_Directions for this task:_
Gather up the lines with the word "blue" in them.

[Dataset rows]
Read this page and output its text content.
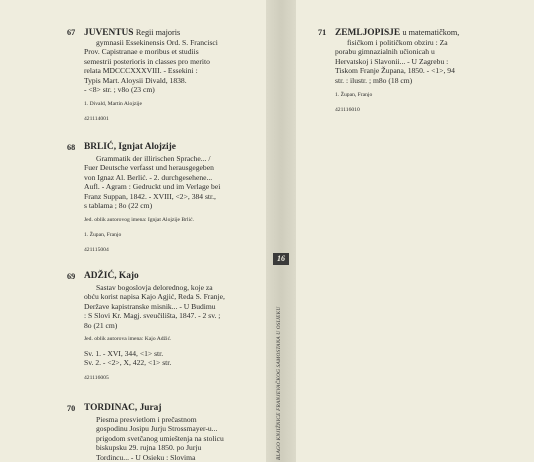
16
BLAGO KNJIŽNICE FRANJEVAČKOG SAMOSTANA U OSIJEKU
67 JUVENTUS Regii majoris

gymnasii Essekinensis Ord. S. Francisci

Prov. Capistranae e moribus et studiis

semestrii posterioris in classes pro merito

relata MDCCCXXXVIII. - Essekini :

Typis Mart. Aloysii Divald, 1838.

- <8> str. ; v8o (23 cm)

1. Divald, Martin Alojzije

421114001

68 BRLIĆ, Ignjat Alojzije

Grammatik der illirischen Sprache... /

Fuer Deutsche verfasst und herausgegeben

von Ignaz Al. Berlić. - 2. durchgesehene...

Aufl. - Agram : Gedruckt und im Verlage bei

Franz Suppan, 1842. - XVIII, <2>, 384 str.,

s tablama ; 8o (22 cm)

Jed. oblik autorovog imena: Ignjat Alojzije Brlić.

1. Župan, Franjo

421115004

69 ADŽIĆ, Kajo

Sastav bogoslovja delorednog, koje za

obću korist napisa Kajo Agjić, Reda S. Franje,

Deržave kapistranske misnik... - U Budimu

: S Slovi Kr. Magj. sveučilišta, 1847. - 2 sv. ;

8o (21 cm)

Jed. oblik autorova imena: Kajo Adžić.

Sv. 1. - XVI, 344, <1> str.

Sv. 2. - <2>, X, 422, <1> str.

421116005

70 TORDINAC, Juraj

Piesma presvietlom i prečastnom

gospodinu Josipu Jurju Strossmayer-u...

prigodom svetčanog umieštenja na stolicu

biskupsku 29. rujna 1850. po Jurju

Tordincu... - U Osieku : Slovima

71 ZEMLJOPISJE u matematičkom,

fisičkom i političkom obziru : Za

porabu gimnazialnih učionicah u

Hervatskoj i Slavonii... - U Zagrebu :

Tiskom Franje Župana, 1850. - <1>, 94

str. : ilustr. ; m8o (18 cm)

1. Župan, Franjo

421116010
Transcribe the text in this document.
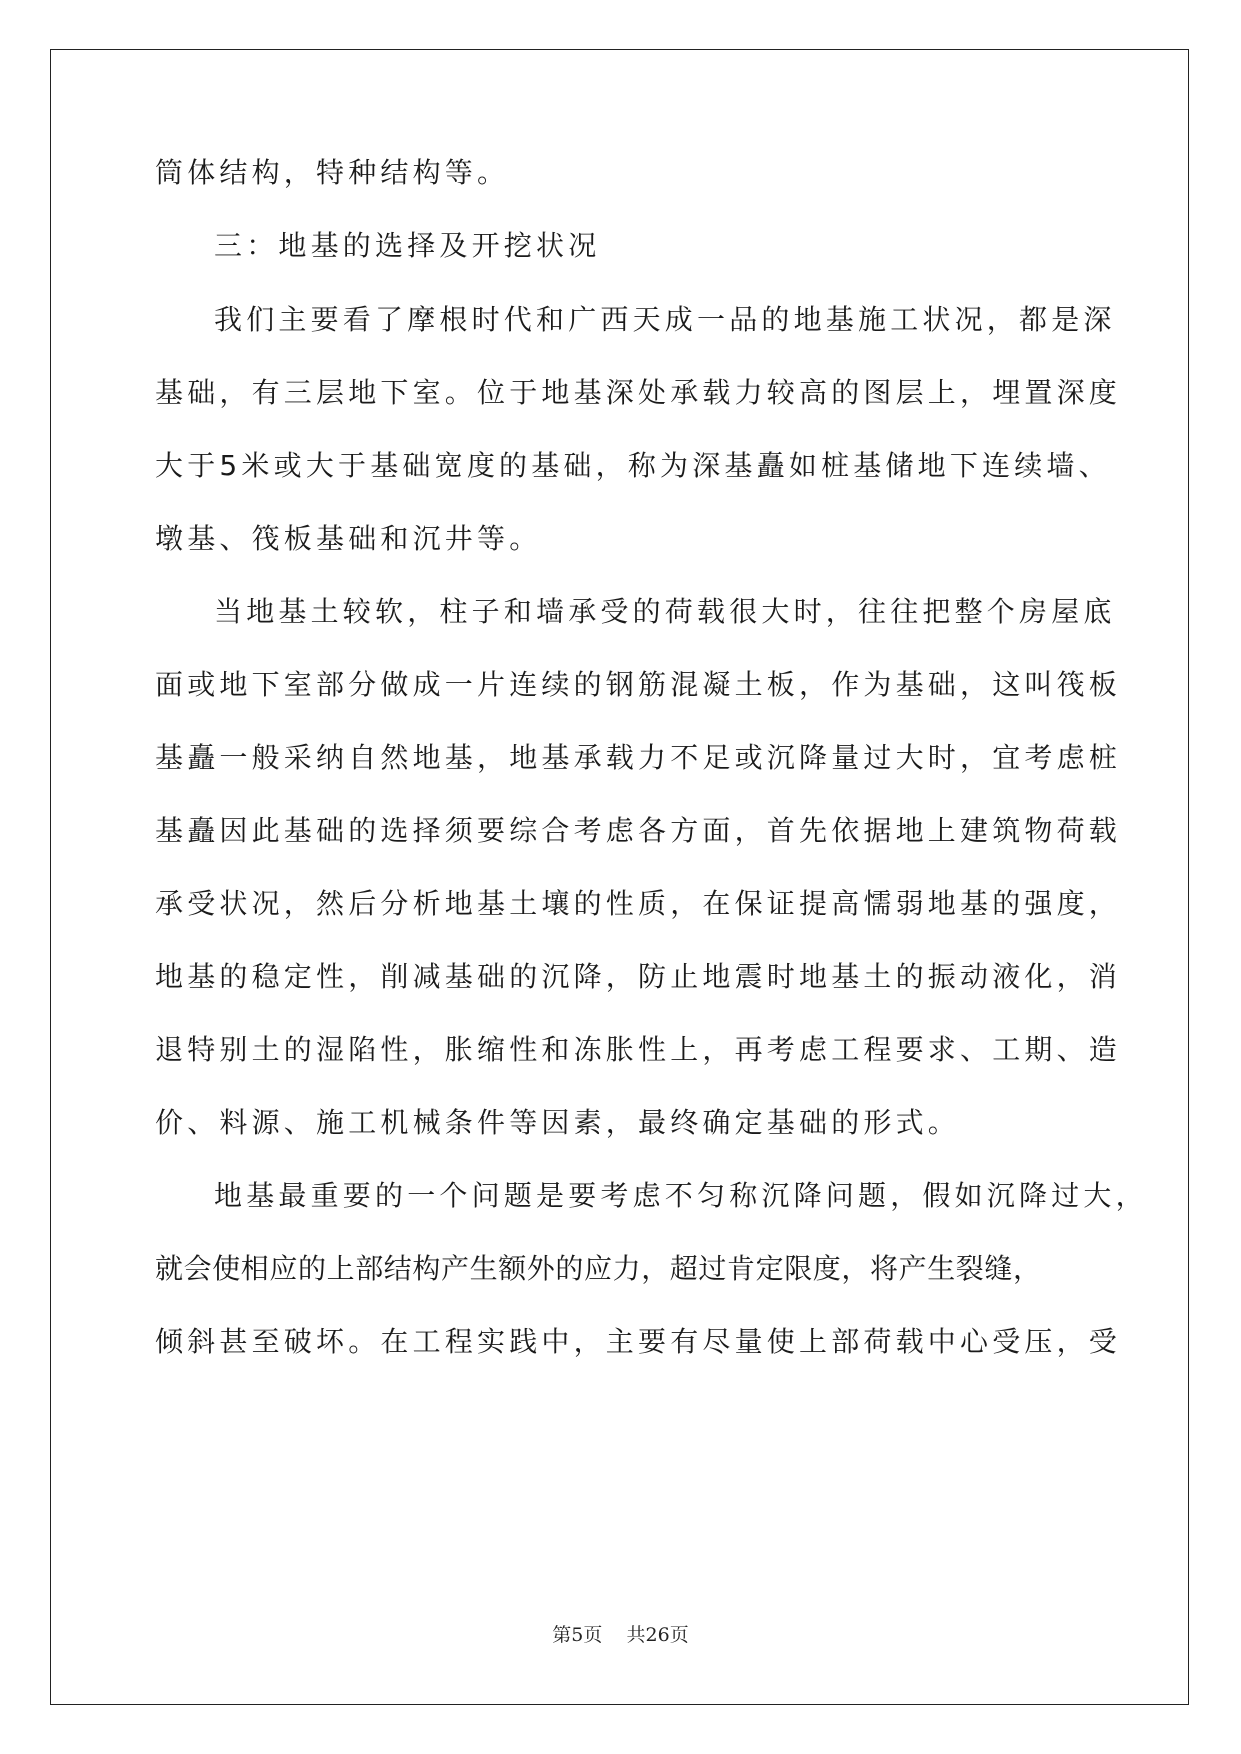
筒体结构，特种结构等。
三：地基的选择及开挖状况
我们主要看了摩根时代和广西天成一品的地基施工状况，都是深
基础，有三层地下室。位于地基深处承载力较高的图层上，埋置深度
大于5米或大于基础宽度的基础，称为深基矗如桩基储地下连续墙、
墩基、筏板基础和沉井等。
当地基土较软，柱子和墙承受的荷载很大时，往往把整个房屋底
面或地下室部分做成一片连续的钢筋混凝土板，作为基础，这叫筏板
基矗一般采纳自然地基，地基承载力不足或沉降量过大时，宜考虑桩
基矗因此基础的选择须要综合考虑各方面，首先依据地上建筑物荷载
承受状况，然后分析地基土壤的性质，在保证提高懦弱地基的强度，
地基的稳定性，削减基础的沉降，防止地震时地基土的振动液化，消
退特别土的湿陷性，胀缩性和冻胀性上，再考虑工程要求、工期、造
价、料源、施工机械条件等因素，最终确定基础的形式。
地基最重要的一个问题是要考虑不匀称沉降问题，假如沉降过大，
就会使相应的上部结构产生额外的应力，超过肯定限度，将产生裂缝，
倾斜甚至破坏。在工程实践中，主要有尽量使上部荷载中心受压，受
第5页 共26页
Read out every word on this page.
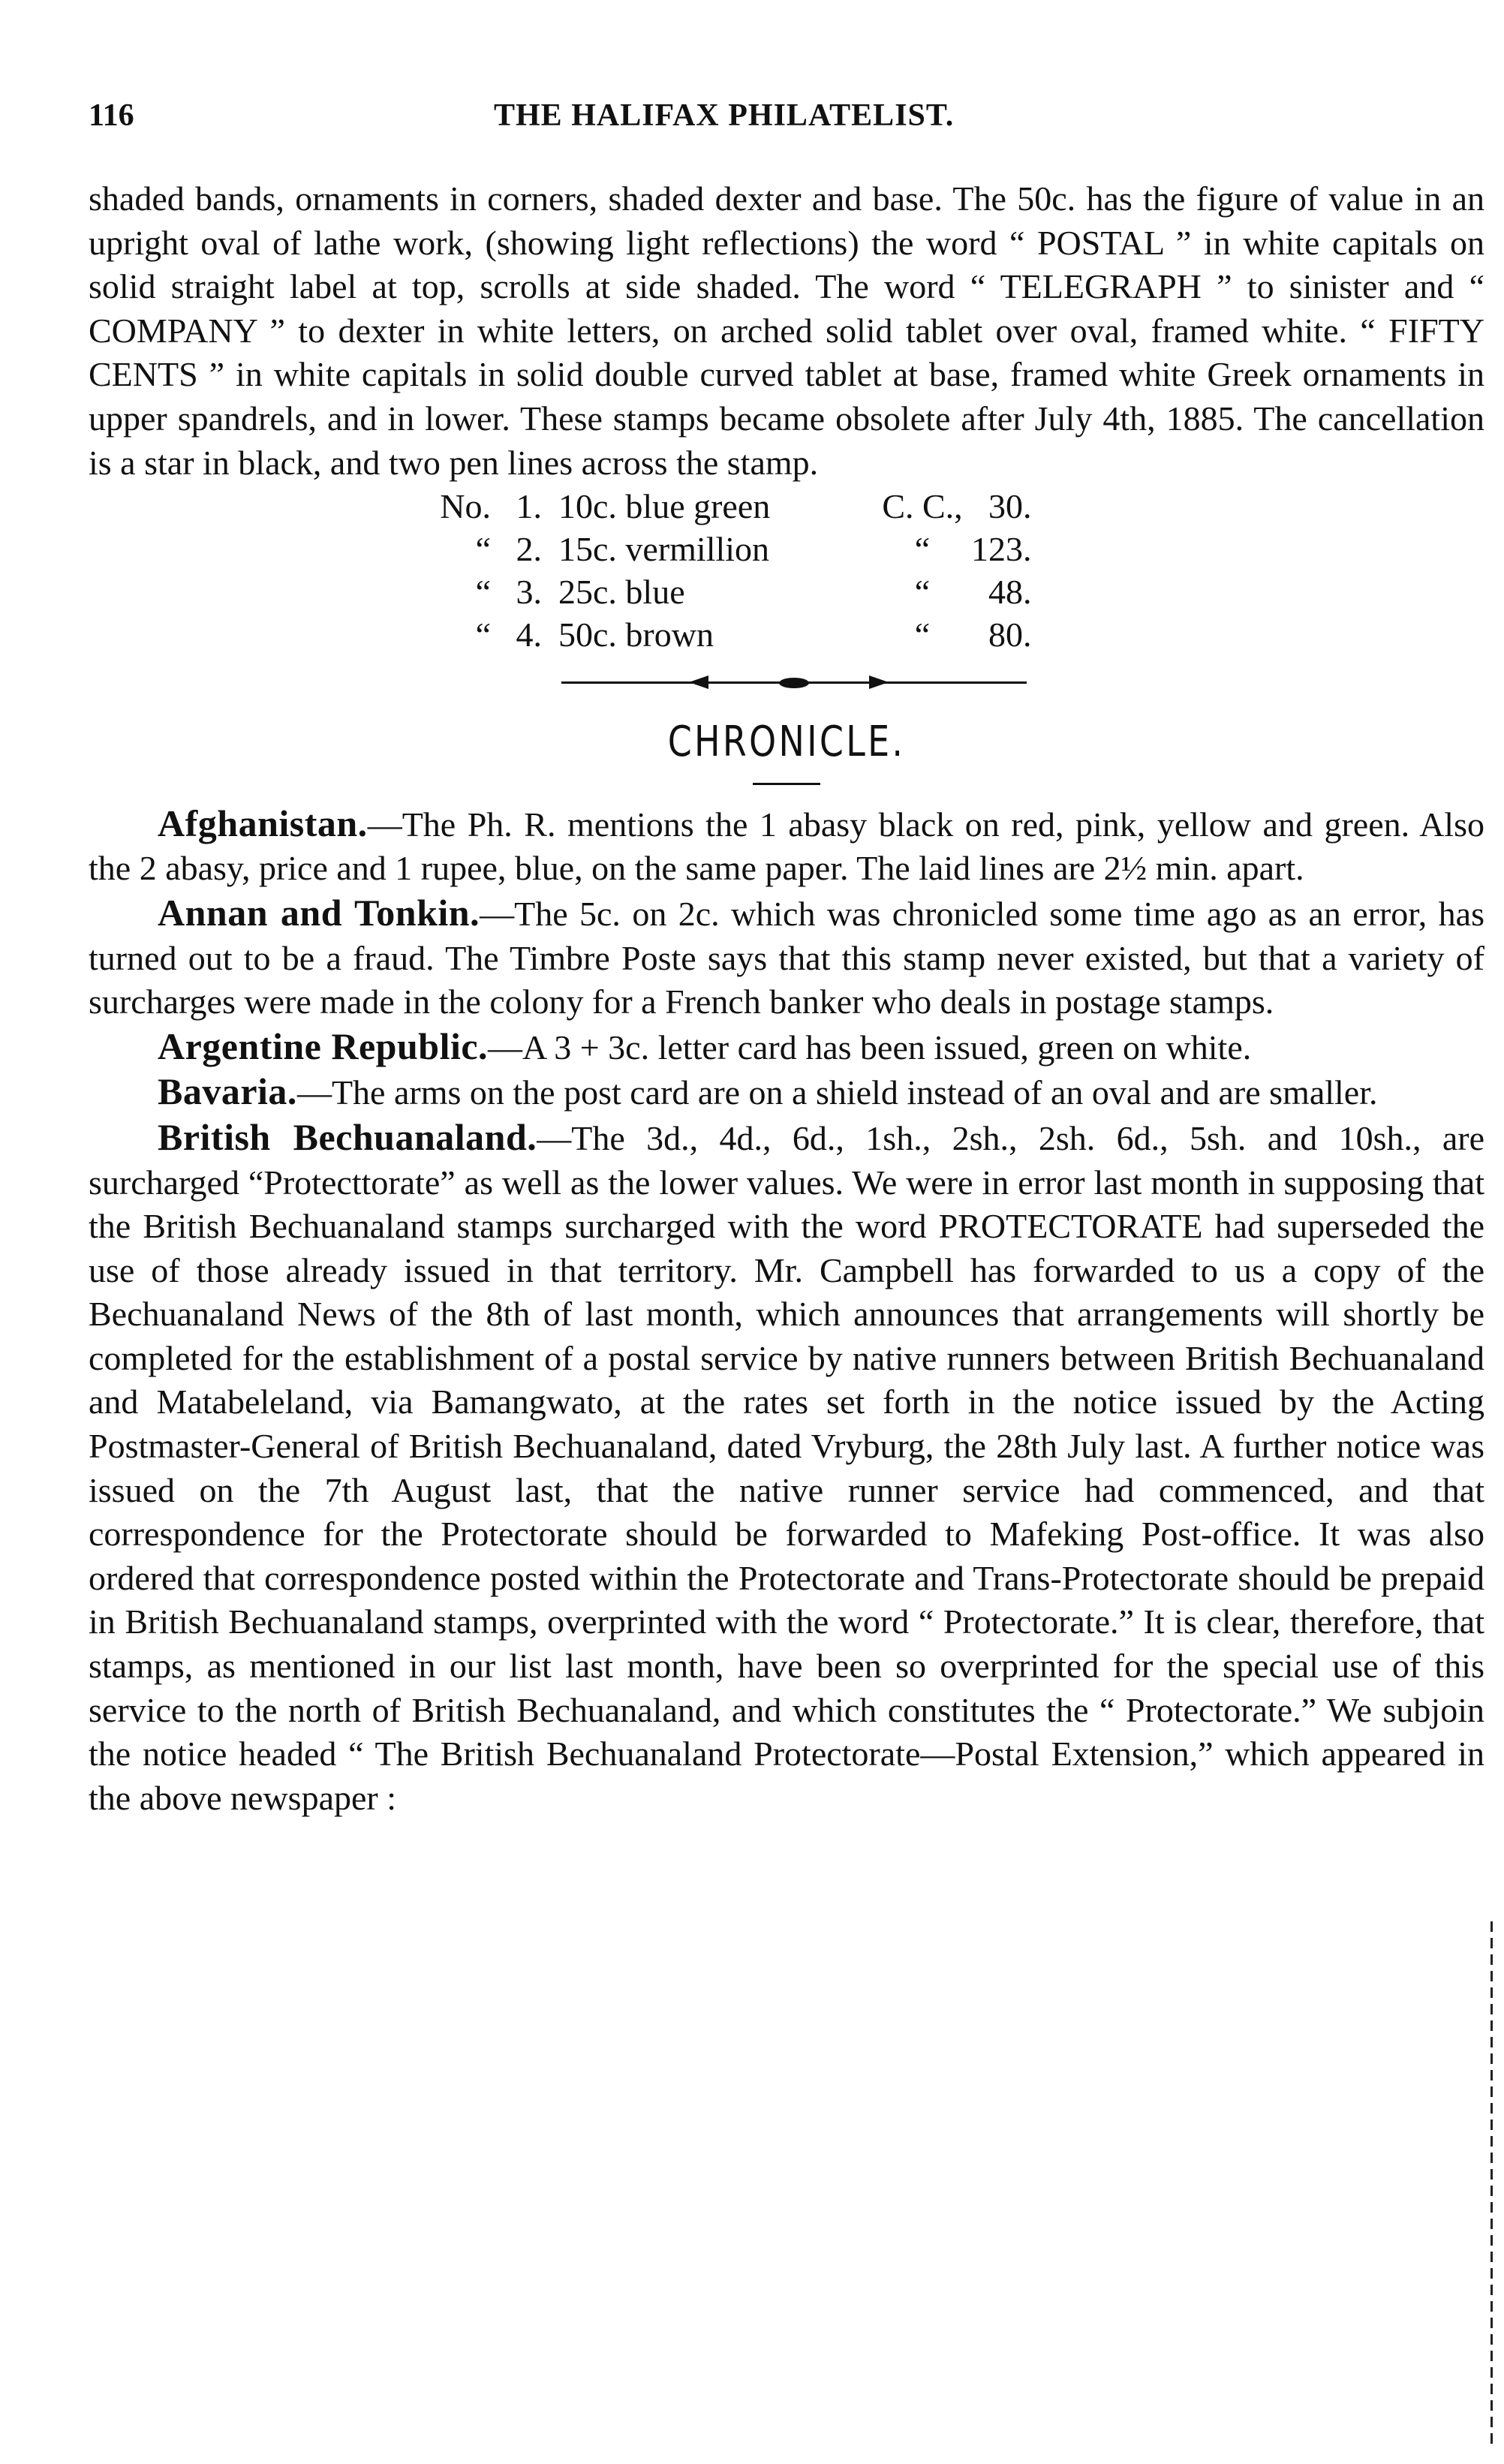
116	THE HALIFAX PHILATELIST.

shaded bands, ornaments in corners, shaded dexter and base. The 50c. has the figure of value in an upright oval of lathe work, (showing light reflections) the word “ POSTAL ” in white capitals on solid straight label at top, scrolls at side shaded. The word “ TELEGRAPH ” to sinister and “ COMPANY ” to dexter in white letters, on arched solid tablet over oval, framed white. “ FIFTY CENTS ” in white capitals in solid double curved tablet at base, framed white Greek ornaments in upper spandrels, and in lower. These stamps became obsolete after July 4th, 1885. The cancellation is a star in black, and two pen lines across the stamp.

No.	1.	10c. blue green	C. C.,	30.
“	2.	15c. vermillion	“	123.
“	3.	25c. blue	“	48.
“	4.	50c. brown	“	80.
CHRONICLE.

Afghanistan.—The Ph. R. mentions the 1 abasy black on red, pink, yellow and green. Also the 2 abasy, price and 1 rupee, blue, on the same paper. The laid lines are 2½ min. apart.

Annan and Tonkin.—The 5c. on 2c. which was chronicled some time ago as an error, has turned out to be a fraud. The Timbre Poste says that this stamp never existed, but that a variety of surcharges were made in the colony for a French banker who deals in postage stamps.

Argentine Republic.—A 3 + 3c. letter card has been issued, green on white.

Bavaria.—The arms on the post card are on a shield instead of an oval and are smaller.

British Bechuanaland.—The 3d., 4d., 6d., 1sh., 2sh., 2sh. 6d., 5sh. and 10sh., are surcharged “Protecttorate” as well as the lower values. We were in error last month in supposing that the British Bechuanaland stamps surcharged with the word PROTECTORATE had superseded the use of those already issued in that territory. Mr. Campbell has forwarded to us a copy of the Bechuanaland News of the 8th of last month, which announces that arrangements will shortly be completed for the establishment of a postal service by native runners between British Bechuanaland and Matabeleland, via Bamangwato, at the rates set forth in the notice issued by the Acting Postmaster-General of British Bechuanaland, dated Vryburg, the 28th July last. A further notice was issued on the 7th August last, that the native runner service had commenced, and that correspondence for the Protectorate should be forwarded to Mafeking Post-office. It was also ordered that correspondence posted within the Protectorate and Trans-Protectorate should be prepaid in British Bechuanaland stamps, overprinted with the word “ Protectorate.” It is clear, therefore, that stamps, as mentioned in our list last month, have been so overprinted for the special use of this service to the north of British Bechuanaland, and which constitutes the “ Protectorate.” We subjoin the notice headed “ The British Bechuanaland Protectorate—Postal Extension,” which appeared in the above newspaper :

_Task answer:_
No.	1.	10c. blue green	C. C.,	30.
“	3.	25c. blue	“	48.
Afghanistan.—The Ph. R. mentions the 1 abasy black on red, pink, yellow and green. Also the 2 abasy, price and 1 rupee, blue, on the same paper. The laid lines are 2½ min. apart.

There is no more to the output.